[Chart and figure data]
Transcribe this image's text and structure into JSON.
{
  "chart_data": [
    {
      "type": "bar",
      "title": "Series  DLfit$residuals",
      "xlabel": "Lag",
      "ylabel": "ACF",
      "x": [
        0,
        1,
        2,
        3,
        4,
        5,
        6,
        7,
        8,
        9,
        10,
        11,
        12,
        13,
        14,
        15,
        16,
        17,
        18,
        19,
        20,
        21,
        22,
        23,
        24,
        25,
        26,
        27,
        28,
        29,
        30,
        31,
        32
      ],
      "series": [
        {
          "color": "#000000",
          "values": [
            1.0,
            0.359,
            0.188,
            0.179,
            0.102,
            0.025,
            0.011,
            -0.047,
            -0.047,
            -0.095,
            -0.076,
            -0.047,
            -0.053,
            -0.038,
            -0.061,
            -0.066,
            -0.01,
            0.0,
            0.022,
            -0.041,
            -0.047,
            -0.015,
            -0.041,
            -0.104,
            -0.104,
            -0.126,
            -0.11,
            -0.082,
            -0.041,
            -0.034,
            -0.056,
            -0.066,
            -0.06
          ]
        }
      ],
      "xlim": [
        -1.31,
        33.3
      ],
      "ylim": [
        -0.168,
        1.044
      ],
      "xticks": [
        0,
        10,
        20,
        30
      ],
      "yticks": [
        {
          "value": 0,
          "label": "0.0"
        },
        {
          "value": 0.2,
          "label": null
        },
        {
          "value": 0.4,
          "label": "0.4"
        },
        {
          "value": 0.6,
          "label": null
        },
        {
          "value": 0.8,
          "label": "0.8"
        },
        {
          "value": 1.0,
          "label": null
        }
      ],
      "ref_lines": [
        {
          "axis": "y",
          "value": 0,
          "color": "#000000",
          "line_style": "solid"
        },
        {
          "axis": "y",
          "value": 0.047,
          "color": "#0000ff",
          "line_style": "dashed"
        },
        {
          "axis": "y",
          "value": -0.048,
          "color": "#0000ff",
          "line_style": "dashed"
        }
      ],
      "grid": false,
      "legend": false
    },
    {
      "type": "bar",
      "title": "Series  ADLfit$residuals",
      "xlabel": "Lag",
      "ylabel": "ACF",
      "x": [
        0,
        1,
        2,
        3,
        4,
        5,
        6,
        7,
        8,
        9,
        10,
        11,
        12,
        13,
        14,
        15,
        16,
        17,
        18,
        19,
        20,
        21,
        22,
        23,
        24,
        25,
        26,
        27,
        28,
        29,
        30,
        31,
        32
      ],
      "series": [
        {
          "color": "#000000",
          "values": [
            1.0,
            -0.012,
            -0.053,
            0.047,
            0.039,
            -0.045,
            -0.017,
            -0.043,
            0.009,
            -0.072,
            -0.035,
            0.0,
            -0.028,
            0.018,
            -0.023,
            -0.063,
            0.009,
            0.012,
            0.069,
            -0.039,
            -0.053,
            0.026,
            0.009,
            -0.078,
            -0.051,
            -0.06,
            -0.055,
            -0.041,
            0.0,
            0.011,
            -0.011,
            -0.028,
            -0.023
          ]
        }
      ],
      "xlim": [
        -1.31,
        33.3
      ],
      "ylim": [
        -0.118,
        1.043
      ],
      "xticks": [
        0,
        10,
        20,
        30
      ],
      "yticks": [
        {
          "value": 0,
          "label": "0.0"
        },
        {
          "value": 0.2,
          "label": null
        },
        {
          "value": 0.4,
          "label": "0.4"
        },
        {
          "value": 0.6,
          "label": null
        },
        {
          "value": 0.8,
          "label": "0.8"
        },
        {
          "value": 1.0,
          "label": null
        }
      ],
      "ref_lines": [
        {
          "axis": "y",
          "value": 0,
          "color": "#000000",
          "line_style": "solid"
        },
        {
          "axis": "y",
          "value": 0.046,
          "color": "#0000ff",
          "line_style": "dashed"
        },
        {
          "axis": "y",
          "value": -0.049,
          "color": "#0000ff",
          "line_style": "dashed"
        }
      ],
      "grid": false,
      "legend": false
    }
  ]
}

Given request: Retype all of the material above with every character intact.

Written response:
Transcribe this image's text and structure into JSON.
{
  "chart_data": [
    {
      "type": "bar",
      "title": "Series  DLfit$residuals",
      "xlabel": "Lag",
      "ylabel": "ACF",
      "x": [
        0,
        1,
        2,
        3,
        4,
        5,
        6,
        7,
        8,
        9,
        10,
        11,
        12,
        13,
        14,
        15,
        16,
        17,
        18,
        19,
        20,
        21,
        22,
        23,
        24,
        25,
        26,
        27,
        28,
        29,
        30,
        31,
        32
      ],
      "series": [
        {
          "color": "#000000",
          "values": [
            1.0,
            0.359,
            0.188,
            0.179,
            0.102,
            0.025,
            0.011,
            -0.047,
            -0.047,
            -0.095,
            -0.076,
            -0.047,
            -0.053,
            -0.038,
            -0.061,
            -0.066,
            -0.01,
            0.0,
            0.022,
            -0.041,
            -0.047,
            -0.015,
            -0.041,
            -0.104,
            -0.104,
            -0.126,
            -0.11,
            -0.082,
            -0.041,
            -0.034,
            -0.056,
            -0.066,
            -0.06
          ]
        }
      ],
      "xlim": [
        -1.31,
        33.3
      ],
      "ylim": [
        -0.168,
        1.044
      ],
      "xticks": [
        0,
        10,
        20,
        30
      ],
      "yticks": [
        {
          "value": 0,
          "label": "0.0"
        },
        {
          "value": 0.2,
          "label": null
        },
        {
          "value": 0.4,
          "label": "0.4"
        },
        {
          "value": 0.6,
          "label": null
        },
        {
          "value": 0.8,
          "label": "0.8"
        },
        {
          "value": 1.0,
          "label": null
        }
      ],
      "ref_lines": [
        {
          "axis": "y",
          "value": 0,
          "color": "#000000",
          "line_style": "solid"
        },
        {
          "axis": "y",
          "value": 0.047,
          "color": "#0000ff",
          "line_style": "dashed"
        },
        {
          "axis": "y",
          "value": -0.048,
          "color": "#0000ff",
          "line_style": "dashed"
        }
      ],
      "grid": false,
      "legend": false
    },
    {
      "type": "bar",
      "title": "Series  ADLfit$residuals",
      "xlabel": "Lag",
      "ylabel": "ACF",
      "x": [
        0,
        1,
        2,
        3,
        4,
        5,
        6,
        7,
        8,
        9,
        10,
        11,
        12,
        13,
        14,
        15,
        16,
        17,
        18,
        19,
        20,
        21,
        22,
        23,
        24,
        25,
        26,
        27,
        28,
        29,
        30,
        31,
        32
      ],
      "series": [
        {
          "color": "#000000",
          "values": [
            1.0,
            -0.012,
            -0.053,
            0.047,
            0.039,
            -0.045,
            -0.017,
            -0.043,
            0.009,
            -0.072,
            -0.035,
            0.0,
            -0.028,
            0.018,
            -0.023,
            -0.063,
            0.009,
            0.012,
            0.069,
            -0.039,
            -0.053,
            0.026,
            0.009,
            -0.078,
            -0.051,
            -0.06,
            -0.055,
            -0.041,
            0.0,
            0.011,
            -0.011,
            -0.028,
            -0.023
          ]
        }
      ],
      "xlim": [
        -1.31,
        33.3
      ],
      "ylim": [
        -0.118,
        1.043
      ],
      "xticks": [
        0,
        10,
        20,
        30
      ],
      "yticks": [
        {
          "value": 0,
          "label": "0.0"
        },
        {
          "value": 0.2,
          "label": null
        },
        {
          "value": 0.4,
          "label": "0.4"
        },
        {
          "value": 0.6,
          "label": null
        },
        {
          "value": 0.8,
          "label": "0.8"
        },
        {
          "value": 1.0,
          "label": null
        }
      ],
      "ref_lines": [
        {
          "axis": "y",
          "value": 0,
          "color": "#000000",
          "line_style": "solid"
        },
        {
          "axis": "y",
          "value": 0.046,
          "color": "#0000ff",
          "line_style": "dashed"
        },
        {
          "axis": "y",
          "value": -0.049,
          "color": "#0000ff",
          "line_style": "dashed"
        }
      ],
      "grid": false,
      "legend": false
    }
  ]
}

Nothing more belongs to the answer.